MATERIAL SHOWN start
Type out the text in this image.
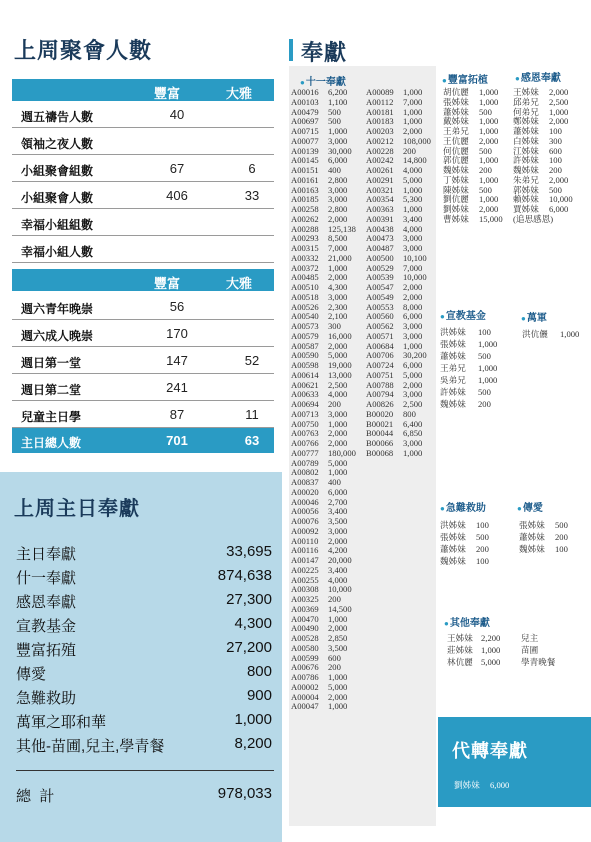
上周聚會人數
豐富	大雅
週五禱告人數	40
領袖之夜人數
小組聚會組數	67	6
小組聚會人數	406	33
幸福小組組數
幸福小組人數
豐富	大雅
週六青年晚崇	56
週六成人晚崇	170
週日第一堂	147	52
週日第二堂	241
兒童主日學	87	11
主日總人數	701	63
上周主日奉獻
主日奉獻	33,695
什一奉獻	874,638
感恩奉獻	27,300
宣教基金	4,300
豐富拓殖	27,200
傳愛	800
急難救助	900
萬軍之耶和華	1,000
其他-苗圃,兒主,學青餐	8,200
總  計	978,033
奉獻
●十一奉獻
A00016 6,200
A00103 1,100
A00479 500
A00697 500
A00715 1,000
A00077 3,000
A00139 30,000
A00145 6,000
A00151 400
A00161 2,800
A00163 3,000
A00185 3,000
A00258 2,800
A00262 2,000
A00288 125,138
A00293 8,500
A00315 7,000
A00332 21,000
A00372 1,000
A00485 2,000
A00510 4,300
A00518 3,000
A00526 2,300
A00540 2,100
A00573 300
A00579 16,000
A00587 2,000
A00590 5,000
A00598 19,000
A00614 13,000
A00621 2,500
A00633 4,000
A00694 200
A00713 3,000
A00750 1,000
A00763 2,000
A00766 2,000
A00777 180,000
A00789 5,000
A00802 1,000
A00837 400
A00020 6,000
A00046 2,700
A00056 3,400
A00076 3,500
A00092 3,000
A00110 2,000
A00116 4,200
A00147 20,000
A00225 3,400
A00255 4,000
A00308 10,000
A00325 200
A00369 14,500
A00470 1,000
A00490 2,000
A00528 2,850
A00580 3,500
A00599 600
A00676 200
A00786 1,000
A00002 5,000
A00004 2,000
A00047 1,000
A00089 1,000
A00112 7,000
A00181 1,000
A00183 1,000
A00203 2,000
A00212 108,000
A00228 200
A00242 14,800
A00261 4,000
A00291 5,000
A00321 1,000
A00354 5,300
A00363 1,000
A00391 3,400
A00438 4,000
A00473 3,000
A00487 3,000
A00500 10,100
A00529 7,000
A00539 10,000
A00547 2,000
A00549 2,000
A00553 8,000
A00560 6,000
A00562 3,000
A00571 3,000
A00684 1,000
A00706 30,200
A00724 6,000
A00751 5,000
A00788 2,000
A00794 3,000
A00826 2,500
B00020 800
B00021 6,400
B00044 6,850
B00066 3,000
B00068 1,000
●豐富拓植
胡伉麗 1,000
張姊妹 1,000
蕭姊妹 500
戴姊妹 1,000
王弟兄 1,000
王伉麗 2,000
何伉麗 500
郭伉麗 1,000
魏姊妹 200
丁姊妹 1,000
陳姊妹 500
劉伉麗 1,000
劉姊妹 2,000
曹姊妹 15,000
●感恩奉獻
王姊妹 2,000
邱弟兄 2,500
何弟兄 1,000
鄭姊妹 2,000
蕭姊妹 100
白姊妹 300
江姊妹 600
許姊妹 100
魏姊妹 200
朱弟兄 2,000
郭姊妹 500
賴姊妹 10,000
賈姊妹 6,000
(追思感恩)
●宣教基金
洪姊妹 100
張姊妹 1,000
蕭姊妹 500
王弟兄 1,000
吳弟兄 1,000
許姊妹 500
魏姊妹 200
●萬軍
洪伉儷 1,000
●急難救助
洪姊妹 100
張姊妹 500
蕭姊妹 200
魏姊妹 100
●傳愛
張姊妹 500
蕭姊妹 200
魏姊妹 100
●其他奉獻
王姊妹 2,200 兒主
莊姊妹 1,000 苗圃
林伉麗 5,000 學青晚餐
代轉奉獻
劉姊妹 6,000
MATERIAL SHOWN end
Pictures don't belong in the copy. Transcribe every record exactly as it appears.

Type out the text in this image.
上周聚會人數
豐富	大雅
週五禱告人數	40
領袖之夜人數
小組聚會組數	67	6
小組聚會人數	406	33
幸福小組組數
幸福小組人數
豐富	大雅
週六青年晚崇	56
週六成人晚崇	170
週日第一堂	147	52
週日第二堂	241
兒童主日學	87	11
主日總人數	701	63
上周主日奉獻
主日奉獻	33,695
什一奉獻	874,638
感恩奉獻	27,300
宣教基金	4,300
豐富拓殖	27,200
傳愛	800
急難救助	900
萬軍之耶和華	1,000
其他-苗圃,兒主,學青餐	8,200
總  計	978,033
奉獻
●十一奉獻
A00016 6,200
A00103 1,100
A00479 500
A00697 500
A00715 1,000
A00077 3,000
A00139 30,000
A00145 6,000
A00151 400
A00161 2,800
A00163 3,000
A00185 3,000
A00258 2,800
A00262 2,000
A00288 125,138
A00293 8,500
A00315 7,000
A00332 21,000
A00372 1,000
A00485 2,000
A00510 4,300
A00518 3,000
A00526 2,300
A00540 2,100
A00573 300
A00579 16,000
A00587 2,000
A00590 5,000
A00598 19,000
A00614 13,000
A00621 2,500
A00633 4,000
A00694 200
A00713 3,000
A00750 1,000
A00763 2,000
A00766 2,000
A00777 180,000
A00789 5,000
A00802 1,000
A00837 400
A00020 6,000
A00046 2,700
A00056 3,400
A00076 3,500
A00092 3,000
A00110 2,000
A00116 4,200
A00147 20,000
A00225 3,400
A00255 4,000
A00308 10,000
A00325 200
A00369 14,500
A00470 1,000
A00490 2,000
A00528 2,850
A00580 3,500
A00599 600
A00676 200
A00786 1,000
A00002 5,000
A00004 2,000
A00047 1,000
A00089 1,000
A00112 7,000
A00181 1,000
A00183 1,000
A00203 2,000
A00212 108,000
A00228 200
A00242 14,800
A00261 4,000
A00291 5,000
A00321 1,000
A00354 5,300
A00363 1,000
A00391 3,400
A00438 4,000
A00473 3,000
A00487 3,000
A00500 10,100
A00529 7,000
A00539 10,000
A00547 2,000
A00549 2,000
A00553 8,000
A00560 6,000
A00562 3,000
A00571 3,000
A00684 1,000
A00706 30,200
A00724 6,000
A00751 5,000
A00788 2,000
A00794 3,000
A00826 2,500
B00020 800
B00021 6,400
B00044 6,850
B00066 3,000
B00068 1,000
●豐富拓植
胡伉麗 1,000
張姊妹 1,000
蕭姊妹 500
戴姊妹 1,000
王弟兄 1,000
王伉麗 2,000
何伉麗 500
郭伉麗 1,000
魏姊妹 200
丁姊妹 1,000
陳姊妹 500
劉伉麗 1,000
劉姊妹 2,000
曹姊妹 15,000
●感恩奉獻
王姊妹 2,000
邱弟兄 2,500
何弟兄 1,000
鄭姊妹 2,000
蕭姊妹 100
白姊妹 300
江姊妹 600
許姊妹 100
魏姊妹 200
朱弟兄 2,000
郭姊妹 500
賴姊妹 10,000
賈姊妹 6,000
(追思感恩)
●宣教基金
洪姊妹 100
張姊妹 1,000
蕭姊妹 500
王弟兄 1,000
吳弟兄 1,000
許姊妹 500
魏姊妹 200
●萬軍
洪伉儷 1,000
●急難救助
洪姊妹 100
張姊妹 500
蕭姊妹 200
魏姊妹 100
●傳愛
張姊妹 500
蕭姊妹 200
魏姊妹 100
●其他奉獻
王姊妹 2,200 兒主
莊姊妹 1,000 苗圃
林伉麗 5,000 學青晚餐
代轉奉獻
劉姊妹 6,000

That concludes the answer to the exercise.